Keep the wording of each record exactly the same when you repeat it, and leave out pictures.

---

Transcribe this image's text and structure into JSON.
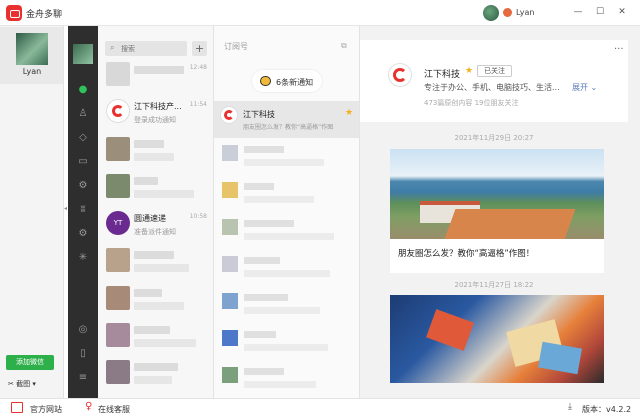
{
  "titlebar": {
    "app_name": "金舟多聊",
    "user_name": "Lyan",
    "min": "—",
    "max": "☐",
    "close": "✕"
  },
  "account": {
    "name": "Lyan",
    "add_wechat": "添加微信",
    "screenshot": "截图"
  },
  "search": {
    "placeholder": "搜索"
  },
  "chats": [
    {
      "name": "",
      "preview": "",
      "time": "12:48",
      "avatar": "#c8c8c8"
    },
    {
      "name": "江下科技产...",
      "preview": "登录成功通知",
      "time": "11:54",
      "avatar": "logo"
    },
    {
      "name": "",
      "preview": "",
      "time": "",
      "avatar": "#9b8f7b"
    },
    {
      "name": "",
      "preview": "",
      "time": "",
      "avatar": "#7b8a6d"
    },
    {
      "name": "圆通速递",
      "preview": "准备派件通知",
      "time": "10:58",
      "avatar": "#6b2a8f"
    },
    {
      "name": "",
      "preview": "",
      "time": "",
      "avatar": "#b9a28c"
    },
    {
      "name": "",
      "preview": "",
      "time": "",
      "avatar": "#a88a78"
    },
    {
      "name": "",
      "preview": "",
      "time": "",
      "avatar": "#a58b9b"
    },
    {
      "name": "",
      "preview": "",
      "time": "",
      "avatar": "#8a7b86"
    }
  ],
  "yto_logo": "YT",
  "subscriptions": {
    "header": "订阅号",
    "new_notice": "6条新通知",
    "selected": {
      "name": "江下科技",
      "preview": "朋友圈怎么发？教你“高逼格”作图"
    }
  },
  "detail": {
    "more": "···",
    "profile_name": "江下科技",
    "followed": "已关注",
    "description": "专注于办公、手机、电脑技巧、生活...",
    "expand": "展开",
    "stats": "473篇原创内容   19位朋友关注",
    "articles": [
      {
        "date": "2021年11月29日 20:27",
        "title": "朋友圈怎么发？教你“高逼格”作图！"
      },
      {
        "date": "2021年11月27日 18:22",
        "title": ""
      }
    ]
  },
  "bottom": {
    "site": "官方网站",
    "service": "在线客服",
    "version": "版本：v4.2.2"
  },
  "colors": {
    "accent": "#e8312f",
    "green": "#2daf4a",
    "star": "#f2b01e"
  }
}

---

▶ _OUTPUT FOR THIS TASK_
Transcribe this image's text and structure into JSON.
{
  "titlebar": {
    "app_name": "金舟多聊",
    "user_name": "Lyan",
    "min": "—",
    "max": "☐",
    "close": "✕"
  },
  "account": {
    "name": "Lyan",
    "add_wechat": "添加微信",
    "screenshot": "截图"
  },
  "search": {
    "placeholder": "搜索"
  },
  "chats": [
    {
      "name": "",
      "preview": "",
      "time": "12:48",
      "avatar": "#c8c8c8"
    },
    {
      "name": "江下科技产...",
      "preview": "登录成功通知",
      "time": "11:54",
      "avatar": "logo"
    },
    {
      "name": "",
      "preview": "",
      "time": "",
      "avatar": "#9b8f7b"
    },
    {
      "name": "",
      "preview": "",
      "time": "",
      "avatar": "#7b8a6d"
    },
    {
      "name": "圆通速递",
      "preview": "准备派件通知",
      "time": "10:58",
      "avatar": "#6b2a8f"
    },
    {
      "name": "",
      "preview": "",
      "time": "",
      "avatar": "#b9a28c"
    },
    {
      "name": "",
      "preview": "",
      "time": "",
      "avatar": "#a88a78"
    },
    {
      "name": "",
      "preview": "",
      "time": "",
      "avatar": "#a58b9b"
    },
    {
      "name": "",
      "preview": "",
      "time": "",
      "avatar": "#8a7b86"
    }
  ],
  "yto_logo": "YT",
  "subscriptions": {
    "header": "订阅号",
    "new_notice": "6条新通知",
    "selected": {
      "name": "江下科技",
      "preview": "朋友圈怎么发？教你“高逼格”作图"
    }
  },
  "detail": {
    "more": "···",
    "profile_name": "江下科技",
    "followed": "已关注",
    "description": "专注于办公、手机、电脑技巧、生活...",
    "expand": "展开",
    "stats": "473篇原创内容   19位朋友关注",
    "articles": [
      {
        "date": "2021年11月29日 20:27",
        "title": "朋友圈怎么发？教你“高逼格”作图！"
      },
      {
        "date": "2021年11月27日 18:22",
        "title": ""
      }
    ]
  },
  "bottom": {
    "site": "官方网站",
    "service": "在线客服",
    "version": "版本：v4.2.2"
  },
  "colors": {
    "accent": "#e8312f",
    "green": "#2daf4a",
    "star": "#f2b01e"
  }
}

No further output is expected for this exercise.